» WORK TO COMPLETE
Copy out every record below with complete accuracy.

· · · ·

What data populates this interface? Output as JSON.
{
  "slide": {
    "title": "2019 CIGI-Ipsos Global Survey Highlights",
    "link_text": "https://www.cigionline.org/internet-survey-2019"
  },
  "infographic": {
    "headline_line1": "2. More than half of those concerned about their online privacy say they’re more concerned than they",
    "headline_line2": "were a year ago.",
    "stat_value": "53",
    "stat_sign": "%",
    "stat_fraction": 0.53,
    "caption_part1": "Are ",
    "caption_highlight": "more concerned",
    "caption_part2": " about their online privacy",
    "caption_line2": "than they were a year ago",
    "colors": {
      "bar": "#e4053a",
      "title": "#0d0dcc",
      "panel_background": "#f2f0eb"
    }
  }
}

· · · ·

» CORRECT RESULT
What data populates this interface? Output as JSON.
{
  "slide": {
    "title": "2019 CIGI-Ipsos Global Survey Highlights",
    "link_text": "https://www.cigionline.org/internet-survey-2019"
  },
  "infographic": {
    "headline_line1": "2. More than half of those concerned about their online privacy say they’re more concerned than they",
    "headline_line2": "were a year ago.",
    "stat_value": "53",
    "stat_sign": "%",
    "stat_fraction": 0.53,
    "caption_part1": "Are ",
    "caption_highlight": "more concerned",
    "caption_part2": " about their online privacy",
    "caption_line2": "than they were a year ago",
    "colors": {
      "bar": "#e4053a",
      "title": "#0d0dcc",
      "panel_background": "#f2f0eb"
    }
  }
}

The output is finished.